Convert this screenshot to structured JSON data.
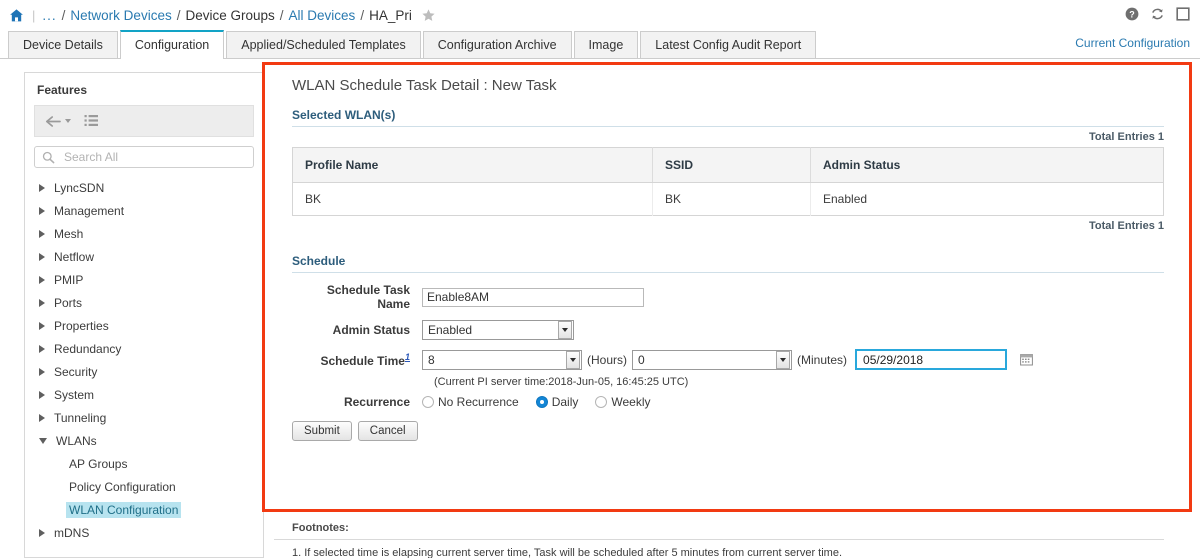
{
  "breadcrumb": {
    "home_icon": "home-icon",
    "dots": "...",
    "items": [
      {
        "label": "Network Devices",
        "link": true
      },
      {
        "label": "Device Groups",
        "link": false
      },
      {
        "label": "All Devices",
        "link": true
      },
      {
        "label": "HA_Pri",
        "link": false
      }
    ],
    "separator": "/",
    "star_icon": "star-icon"
  },
  "header_icons": [
    {
      "name": "help-icon",
      "glyph": "?"
    },
    {
      "name": "refresh-icon",
      "glyph": "refresh"
    },
    {
      "name": "panel-icon",
      "glyph": "square"
    }
  ],
  "tabs": [
    {
      "label": "Device Details",
      "active": false
    },
    {
      "label": "Configuration",
      "active": true
    },
    {
      "label": "Applied/Scheduled Templates",
      "active": false
    },
    {
      "label": "Configuration Archive",
      "active": false
    },
    {
      "label": "Image",
      "active": false
    },
    {
      "label": "Latest Config Audit Report",
      "active": false
    }
  ],
  "current_configuration_link": "Current Configuration",
  "sidebar": {
    "title": "Features",
    "toolbar": {
      "back_icon": "back-arrow-icon",
      "dropdown_icon": "chevron-down-icon",
      "list_icon": "list-view-icon"
    },
    "search": {
      "placeholder": "Search All",
      "value": "",
      "icon": "search-icon"
    },
    "tree": [
      {
        "label": "LyncSDN",
        "state": "collapsed",
        "child": false,
        "selected": false
      },
      {
        "label": "Management",
        "state": "collapsed",
        "child": false,
        "selected": false
      },
      {
        "label": "Mesh",
        "state": "collapsed",
        "child": false,
        "selected": false
      },
      {
        "label": "Netflow",
        "state": "collapsed",
        "child": false,
        "selected": false
      },
      {
        "label": "PMIP",
        "state": "collapsed",
        "child": false,
        "selected": false
      },
      {
        "label": "Ports",
        "state": "collapsed",
        "child": false,
        "selected": false
      },
      {
        "label": "Properties",
        "state": "collapsed",
        "child": false,
        "selected": false
      },
      {
        "label": "Redundancy",
        "state": "collapsed",
        "child": false,
        "selected": false
      },
      {
        "label": "Security",
        "state": "collapsed",
        "child": false,
        "selected": false
      },
      {
        "label": "System",
        "state": "collapsed",
        "child": false,
        "selected": false
      },
      {
        "label": "Tunneling",
        "state": "collapsed",
        "child": false,
        "selected": false
      },
      {
        "label": "WLANs",
        "state": "expanded",
        "child": false,
        "selected": false
      },
      {
        "label": "AP Groups",
        "state": "none",
        "child": true,
        "selected": false
      },
      {
        "label": "Policy Configuration",
        "state": "none",
        "child": true,
        "selected": false
      },
      {
        "label": "WLAN Configuration",
        "state": "none",
        "child": true,
        "selected": true
      },
      {
        "label": "mDNS",
        "state": "collapsed",
        "child": false,
        "selected": false
      }
    ]
  },
  "detail": {
    "title": "WLAN Schedule Task Detail :  New Task",
    "selected_wlans_heading": "Selected WLAN(s)",
    "total_entries_top": "Total Entries 1",
    "total_entries_bottom": "Total Entries 1",
    "table": {
      "columns": [
        "Profile Name",
        "SSID",
        "Admin Status"
      ],
      "rows": [
        [
          "BK",
          "BK",
          "Enabled"
        ]
      ]
    },
    "schedule_heading": "Schedule",
    "fields": {
      "task_name_label": "Schedule Task Name",
      "task_name_value": "Enable8AM",
      "admin_status_label": "Admin Status",
      "admin_status_value": "Enabled",
      "schedule_time_label": "Schedule Time",
      "schedule_time_footnote_marker": "1",
      "hours_value": "8",
      "hours_unit": "(Hours)",
      "minutes_value": "0",
      "minutes_unit": "(Minutes)",
      "date_value": "05/29/2018",
      "calendar_icon": "calendar-icon",
      "server_time_note": "(Current PI server time:2018-Jun-05, 16:45:25 UTC)",
      "recurrence_label": "Recurrence",
      "recurrence_options": [
        {
          "label": "No Recurrence",
          "checked": false
        },
        {
          "label": "Daily",
          "checked": true
        },
        {
          "label": "Weekly",
          "checked": false
        }
      ]
    },
    "buttons": {
      "submit": "Submit",
      "cancel": "Cancel"
    }
  },
  "footnotes": {
    "title": "Footnotes:",
    "text": "1. If selected time is elapsing current server time, Task will be scheduled after 5 minutes from current server time."
  },
  "colors": {
    "accent_blue": "#2a7ab0",
    "active_tab_border": "#12a3c6",
    "highlight_red": "#f23a12",
    "selection_teal": "#b7e3ef",
    "focus_blue": "#29a8dc",
    "radio_blue": "#1386d6"
  }
}
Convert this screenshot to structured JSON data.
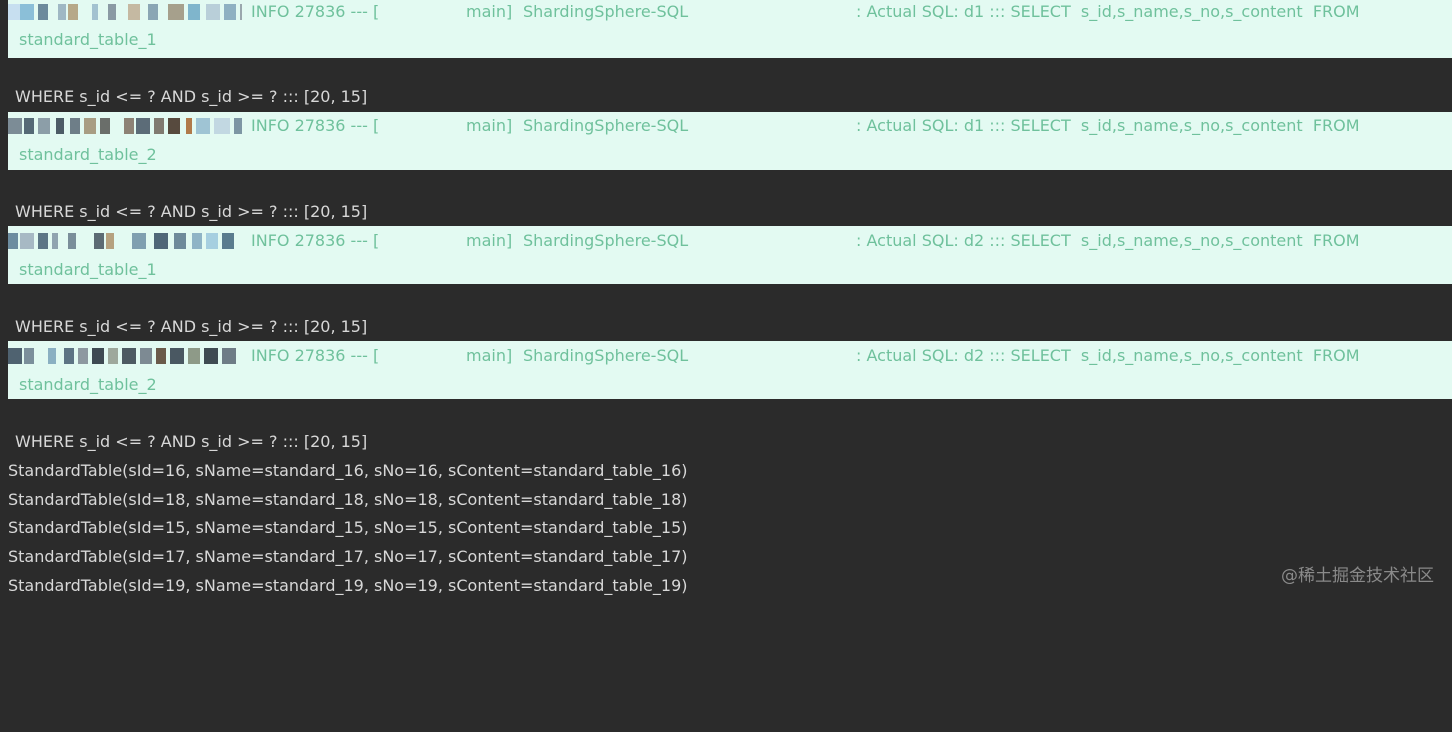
= = = = = = =
# DIRECTION
Find the lines containing "Total" and list every one of them.

# FULL ANSWER
    "total_entries_top": "Total Entries 1",
    "total_entries_bottom": "Total Entries 1",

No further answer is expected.